* **Direction**
Tally the lines in the data that follows that include the word "JSON", and report nothing but the total.

## Begin

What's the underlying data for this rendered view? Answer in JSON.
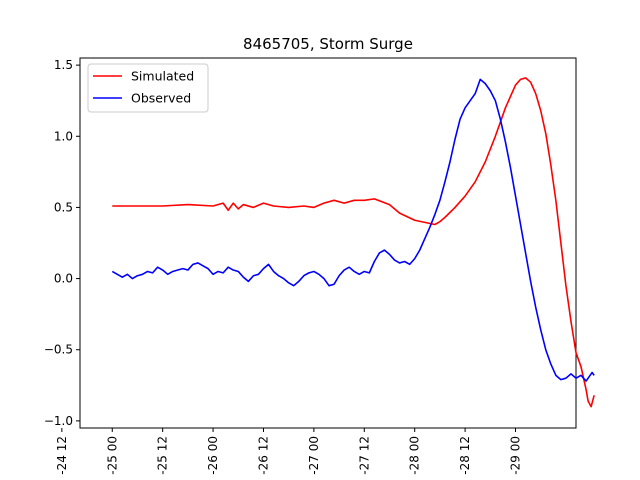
{
  "chart_data": {
    "type": "line",
    "title": "8465705, Storm Surge",
    "xlabel": "",
    "ylabel": "",
    "x_ticks": [
      "-24 12",
      "-25 00",
      "-25 12",
      "-26 00",
      "-26 12",
      "-27 00",
      "-27 12",
      "-28 00",
      "-28 12",
      "-29 00"
    ],
    "xlim": [
      -0.32,
      4.6
    ],
    "y_ticks": [
      -1.0,
      -0.5,
      0.0,
      0.5,
      1.0,
      1.5
    ],
    "y_tick_labels": [
      "−1.0",
      "−0.5",
      "0.0",
      "0.5",
      "1.0",
      "1.5"
    ],
    "ylim": [
      -1.05,
      1.55
    ],
    "grid": false,
    "legend_placement": "top-left",
    "series": [
      {
        "name": "Simulated",
        "color": "#ff0000",
        "x": [
          0,
          0.25,
          0.5,
          0.75,
          1.0,
          1.1,
          1.15,
          1.2,
          1.25,
          1.3,
          1.4,
          1.5,
          1.6,
          1.75,
          1.9,
          2.0,
          2.1,
          2.2,
          2.3,
          2.4,
          2.5,
          2.6,
          2.75,
          2.85,
          3.0,
          3.2,
          3.25,
          3.3,
          3.4,
          3.5,
          3.6,
          3.7,
          3.8,
          3.9,
          4.0,
          4.05,
          4.1,
          4.15,
          4.2,
          4.25,
          4.3,
          4.35,
          4.4,
          4.45,
          4.5,
          4.55,
          4.6,
          4.65,
          4.7,
          4.72,
          4.75,
          4.78
        ],
        "y": [
          0.51,
          0.51,
          0.51,
          0.52,
          0.51,
          0.53,
          0.48,
          0.53,
          0.49,
          0.52,
          0.5,
          0.53,
          0.51,
          0.5,
          0.51,
          0.5,
          0.53,
          0.55,
          0.53,
          0.55,
          0.55,
          0.56,
          0.52,
          0.46,
          0.41,
          0.38,
          0.4,
          0.43,
          0.5,
          0.58,
          0.68,
          0.82,
          1.0,
          1.2,
          1.36,
          1.4,
          1.41,
          1.38,
          1.3,
          1.18,
          1.02,
          0.8,
          0.55,
          0.25,
          -0.05,
          -0.3,
          -0.52,
          -0.62,
          -0.78,
          -0.86,
          -0.9,
          -0.82
        ]
      },
      {
        "name": "Observed",
        "color": "#0000ff",
        "x": [
          0,
          0.05,
          0.1,
          0.15,
          0.2,
          0.25,
          0.3,
          0.35,
          0.4,
          0.45,
          0.5,
          0.55,
          0.6,
          0.65,
          0.7,
          0.75,
          0.8,
          0.85,
          0.9,
          0.95,
          1.0,
          1.05,
          1.1,
          1.15,
          1.2,
          1.25,
          1.3,
          1.35,
          1.4,
          1.45,
          1.5,
          1.55,
          1.6,
          1.65,
          1.7,
          1.75,
          1.8,
          1.85,
          1.9,
          1.95,
          2.0,
          2.05,
          2.1,
          2.15,
          2.2,
          2.25,
          2.3,
          2.35,
          2.4,
          2.45,
          2.5,
          2.55,
          2.6,
          2.65,
          2.7,
          2.75,
          2.8,
          2.85,
          2.9,
          2.95,
          3.0,
          3.05,
          3.1,
          3.15,
          3.2,
          3.25,
          3.3,
          3.35,
          3.4,
          3.45,
          3.5,
          3.55,
          3.6,
          3.65,
          3.7,
          3.75,
          3.8,
          3.85,
          3.9,
          3.95,
          4.0,
          4.05,
          4.1,
          4.15,
          4.2,
          4.25,
          4.3,
          4.35,
          4.4,
          4.45,
          4.5,
          4.55,
          4.6,
          4.65,
          4.7,
          4.72,
          4.74,
          4.76,
          4.78
        ],
        "y": [
          0.05,
          0.03,
          0.01,
          0.03,
          0.0,
          0.02,
          0.03,
          0.05,
          0.04,
          0.08,
          0.06,
          0.03,
          0.05,
          0.06,
          0.07,
          0.06,
          0.1,
          0.11,
          0.09,
          0.07,
          0.03,
          0.05,
          0.04,
          0.08,
          0.06,
          0.05,
          0.01,
          -0.02,
          0.02,
          0.03,
          0.07,
          0.1,
          0.05,
          0.02,
          0.0,
          -0.03,
          -0.05,
          -0.02,
          0.02,
          0.04,
          0.05,
          0.03,
          0.0,
          -0.05,
          -0.04,
          0.02,
          0.06,
          0.08,
          0.05,
          0.03,
          0.05,
          0.04,
          0.12,
          0.18,
          0.2,
          0.17,
          0.13,
          0.11,
          0.12,
          0.1,
          0.14,
          0.2,
          0.28,
          0.36,
          0.45,
          0.55,
          0.68,
          0.82,
          0.98,
          1.12,
          1.2,
          1.25,
          1.3,
          1.4,
          1.37,
          1.32,
          1.25,
          1.12,
          0.96,
          0.78,
          0.58,
          0.38,
          0.18,
          -0.02,
          -0.2,
          -0.36,
          -0.5,
          -0.6,
          -0.68,
          -0.71,
          -0.7,
          -0.67,
          -0.7,
          -0.68,
          -0.72,
          -0.7,
          -0.68,
          -0.66,
          -0.68
        ]
      }
    ]
  }
}
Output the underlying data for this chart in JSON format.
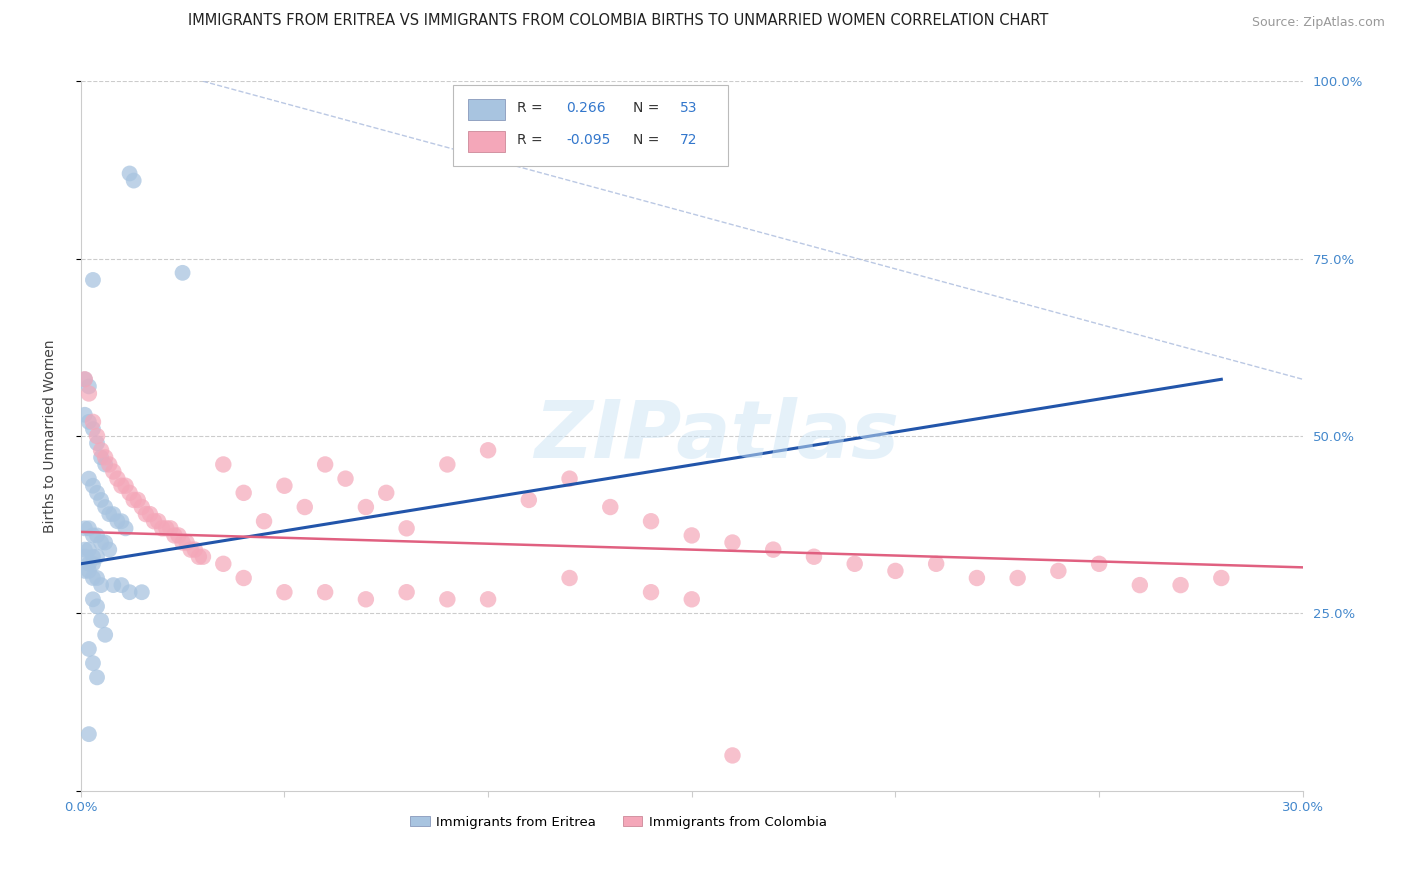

## End

* **Response**
2